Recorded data
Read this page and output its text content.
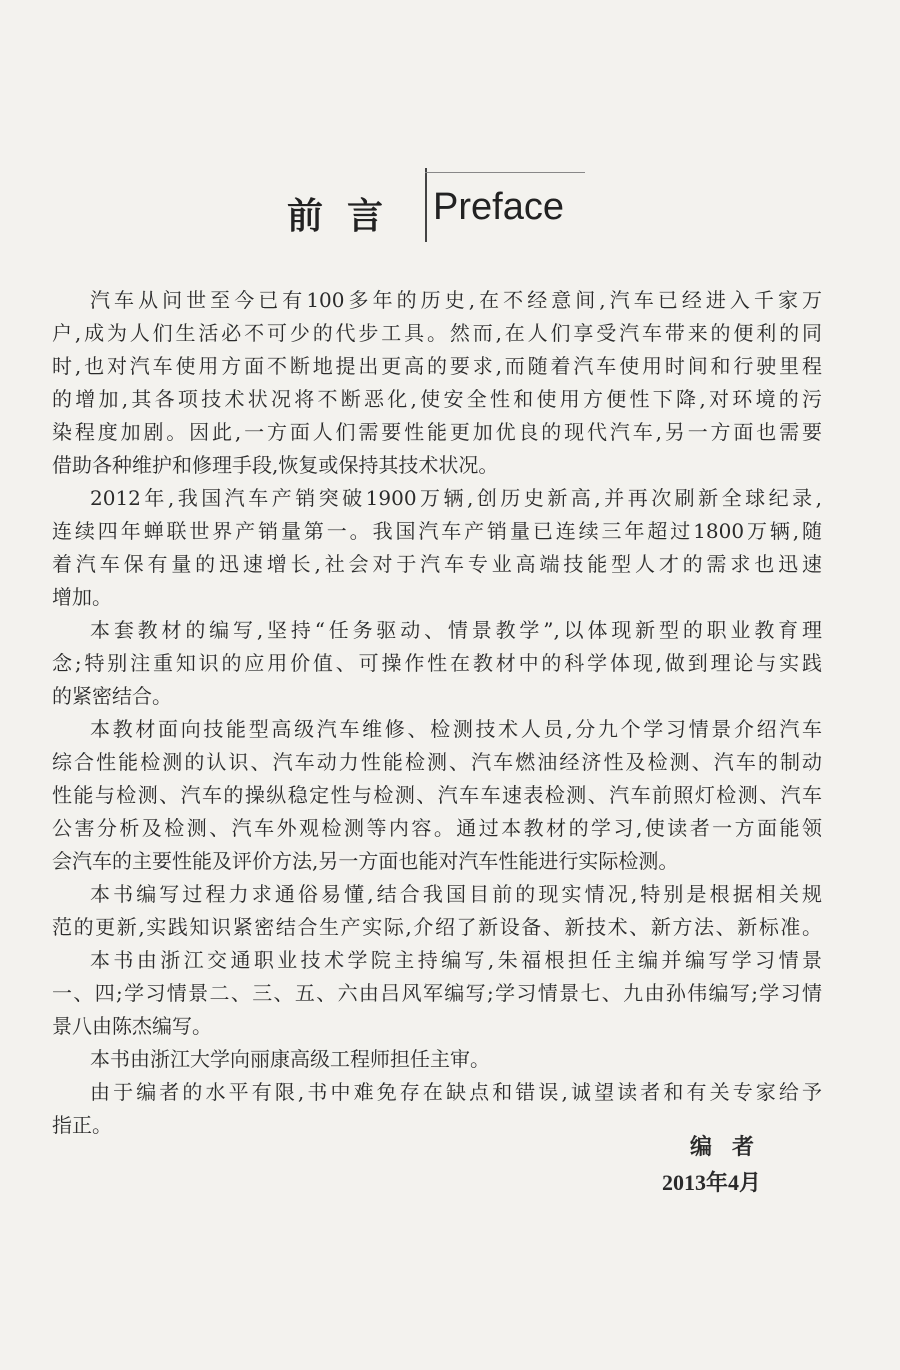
前言 Preface
汽车从问世至今已有100多年的历史,在不经意间,汽车已经进入千家万
户,成为人们生活必不可少的代步工具。然而,在人们享受汽车带来的便利的同
时,也对汽车使用方面不断地提出更高的要求,而随着汽车使用时间和行驶里程
的增加,其各项技术状况将不断恶化,使安全性和使用方便性下降,对环境的污
染程度加剧。因此,一方面人们需要性能更加优良的现代汽车,另一方面也需要
借助各种维护和修理手段,恢复或保持其技术状况。
2012年,我国汽车产销突破1900万辆,创历史新高,并再次刷新全球纪录,
连续四年蝉联世界产销量第一。我国汽车产销量已连续三年超过1800万辆,随
着汽车保有量的迅速增长,社会对于汽车专业高端技能型人才的需求也迅速
增加。
本套教材的编写,坚持“任务驱动、情景教学”,以体现新型的职业教育理
念;特别注重知识的应用价值、可操作性在教材中的科学体现,做到理论与实践
的紧密结合。
本教材面向技能型高级汽车维修、检测技术人员,分九个学习情景介绍汽车
综合性能检测的认识、汽车动力性能检测、汽车燃油经济性及检测、汽车的制动
性能与检测、汽车的操纵稳定性与检测、汽车车速表检测、汽车前照灯检测、汽车
公害分析及检测、汽车外观检测等内容。通过本教材的学习,使读者一方面能领
会汽车的主要性能及评价方法,另一方面也能对汽车性能进行实际检测。
本书编写过程力求通俗易懂,结合我国目前的现实情况,特别是根据相关规
范的更新,实践知识紧密结合生产实际,介绍了新设备、新技术、新方法、新标准。
本书由浙江交通职业技术学院主持编写,朱福根担任主编并编写学习情景
一、四;学习情景二、三、五、六由吕风军编写;学习情景七、九由孙伟编写;学习情
景八由陈杰编写。
本书由浙江大学向丽康高级工程师担任主审。
由于编者的水平有限,书中难免存在缺点和错误,诚望读者和有关专家给予
指正。
编者
2013年4月
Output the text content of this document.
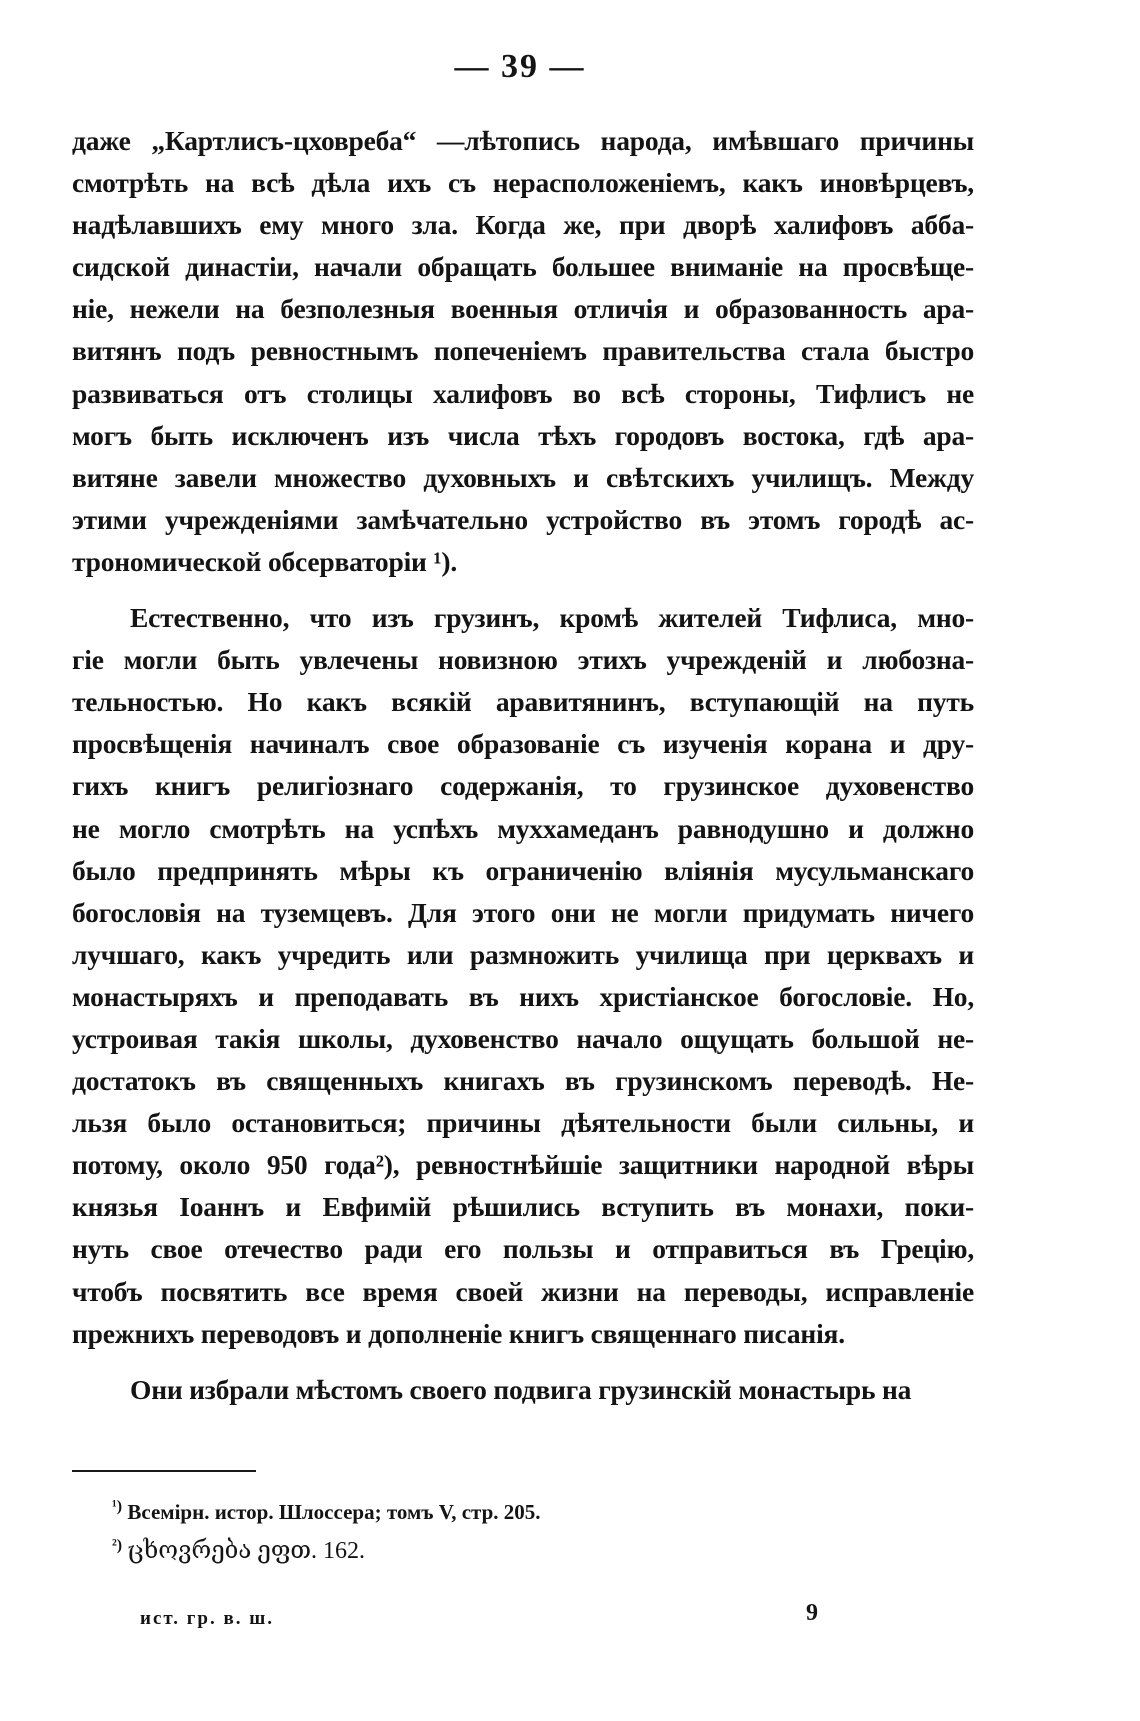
— 39 —
даже „Картлисъ-цховреба“ —лѣтопись народа, имѣвшаго причины
смотрѣть на всѣ дѣла ихъ съ нерасположеніемъ, какъ иновѣрцевъ,
надѣлавшихъ ему много зла. Когда же, при дворѣ халифовъ абба-
сидской династіи, начали обращать большее вниманіе на просвѣще-
ніе, нежели на безполезныя военныя отличія и образованность ара-
витянъ подъ ревностнымъ попеченіемъ правительства стала быстро
развиваться отъ столицы халифовъ во всѣ стороны, Тифлисъ не
могъ быть исключенъ изъ числа тѣхъ городовъ востока, гдѣ ара-
витяне завели множество духовныхъ и свѣтскихъ училищъ. Между
этими учрежденіями замѣчательно устройство въ этомъ городѣ ас-
трономической обсерваторіи ¹).
Естественно, что изъ грузинъ, кромѣ жителей Тифлиса, мно-
гіе могли быть увлечены новизною этихъ учрежденій и любозна-
тельностью. Но какъ всякій аравитянинъ, вступающій на путь
просвѣщенія начиналъ свое образованіе съ изученія корана и дру-
гихъ книгъ религіознаго содержанія, то грузинское духовенство
не могло смотрѣть на успѣхъ муххамеданъ равнодушно и должно
было предпринять мѣры къ ограниченію вліянія мусульманскаго
богословія на туземцевъ. Для этого они не могли придумать ничего
лучшаго, какъ учредить или размножить училища при церквахъ и
монастыряхъ и преподавать въ нихъ христіанское богословіе. Но,
устроивая такія школы, духовенство начало ощущать большой не-
достатокъ въ священныхъ книгахъ въ грузинскомъ переводѣ. Не-
льзя было остановиться; причины дѣятельности были сильны, и
потому, около 950 года²), ревностнѣйшіе защитники народной вѣры
князья Іоаннъ и Евфимій рѣшились вступить въ монахи, поки-
нуть свое отечество ради его пользы и отправиться въ Грецію,
чтобъ посвятить все время своей жизни на переводы, исправленіе
прежнихъ переводовъ и дополненіе книгъ священнаго писанія.
Они избрали мѣстомъ своего подвига грузинскій монастырь на
$^{^1)}$ Всемірн. истор. Шлоссера; томъ V, стр. 205.
$^{^2)}$ ცხოვრება ეფთ. 162.
ист. гр. в. ш.	9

Written task
Keep the pictures out of the copy and write out the data exactly as it stands.

Answer for this exercise
Read this page and output its text content.
前言 Preface
汽车从问世至今已有100多年的历史,在不经意间,汽车已经进入千家万
户,成为人们生活必不可少的代步工具。然而,在人们享受汽车带来的便利的同
时,也对汽车使用方面不断地提出更高的要求,而随着汽车使用时间和行驶里程
的增加,其各项技术状况将不断恶化,使安全性和使用方便性下降,对环境的污
染程度加剧。因此,一方面人们需要性能更加优良的现代汽车,另一方面也需要
借助各种维护和修理手段,恢复或保持其技术状况。
2012年,我国汽车产销突破1900万辆,创历史新高,并再次刷新全球纪录,
连续四年蝉联世界产销量第一。我国汽车产销量已连续三年超过1800万辆,随
着汽车保有量的迅速增长,社会对于汽车专业高端技能型人才的需求也迅速
增加。
本套教材的编写,坚持“任务驱动、情景教学”,以体现新型的职业教育理
念;特别注重知识的应用价值、可操作性在教材中的科学体现,做到理论与实践
的紧密结合。
本教材面向技能型高级汽车维修、检测技术人员,分九个学习情景介绍汽车
综合性能检测的认识、汽车动力性能检测、汽车燃油经济性及检测、汽车的制动
性能与检测、汽车的操纵稳定性与检测、汽车车速表检测、汽车前照灯检测、汽车
公害分析及检测、汽车外观检测等内容。通过本教材的学习,使读者一方面能领
会汽车的主要性能及评价方法,另一方面也能对汽车性能进行实际检测。
本书编写过程力求通俗易懂,结合我国目前的现实情况,特别是根据相关规
范的更新,实践知识紧密结合生产实际,介绍了新设备、新技术、新方法、新标准。
本书由浙江交通职业技术学院主持编写,朱福根担任主编并编写学习情景
一、四;学习情景二、三、五、六由吕风军编写;学习情景七、九由孙伟编写;学习情
景八由陈杰编写。
本书由浙江大学向丽康高级工程师担任主审。
由于编者的水平有限,书中难免存在缺点和错误,诚望读者和有关专家给予
指正。
编者
2013年4月
Output the text content of this document.
— 39 —
даже „Картлисъ-цховреба“ —лѣтопись народа, имѣвшаго причины
смотрѣть на всѣ дѣла ихъ съ нерасположеніемъ, какъ иновѣрцевъ,
надѣлавшихъ ему много зла. Когда же, при дворѣ халифовъ абба-
сидской династіи, начали обращать большее вниманіе на просвѣще-
ніе, нежели на безполезныя военныя отличія и образованность ара-
витянъ подъ ревностнымъ попеченіемъ правительства стала быстро
развиваться отъ столицы халифовъ во всѣ стороны, Тифлисъ не
могъ быть исключенъ изъ числа тѣхъ городовъ востока, гдѣ ара-
витяне завели множество духовныхъ и свѣтскихъ училищъ. Между
этими учрежденіями замѣчательно устройство въ этомъ городѣ ас-
трономической обсерваторіи ¹).
Естественно, что изъ грузинъ, кромѣ жителей Тифлиса, мно-
гіе могли быть увлечены новизною этихъ учрежденій и любозна-
тельностью. Но какъ всякій аравитянинъ, вступающій на путь
просвѣщенія начиналъ свое образованіе съ изученія корана и дру-
гихъ книгъ религіознаго содержанія, то грузинское духовенство
не могло смотрѣть на успѣхъ муххамеданъ равнодушно и должно
было предпринять мѣры къ ограниченію вліянія мусульманскаго
богословія на туземцевъ. Для этого они не могли придумать ничего
лучшаго, какъ учредить или размножить училища при церквахъ и
монастыряхъ и преподавать въ нихъ христіанское богословіе. Но,
устроивая такія школы, духовенство начало ощущать большой не-
достатокъ въ священныхъ книгахъ въ грузинскомъ переводѣ. Не-
льзя было остановиться; причины дѣятельности были сильны, и
потому, около 950 года²), ревностнѣйшіе защитники народной вѣры
князья Іоаннъ и Евфимій рѣшились вступить въ монахи, поки-
нуть свое отечество ради его пользы и отправиться въ Грецію,
чтобъ посвятить все время своей жизни на переводы, исправленіе
прежнихъ переводовъ и дополненіе книгъ священнаго писанія.
Они избрали мѣстомъ своего подвига грузинскій монастырь на
$^{^1)}$ Всемірн. истор. Шлоссера; томъ V, стр. 205.
$^{^2)}$ ცხოვრება ეფთ. 162.
ист. гр. в. ш.	9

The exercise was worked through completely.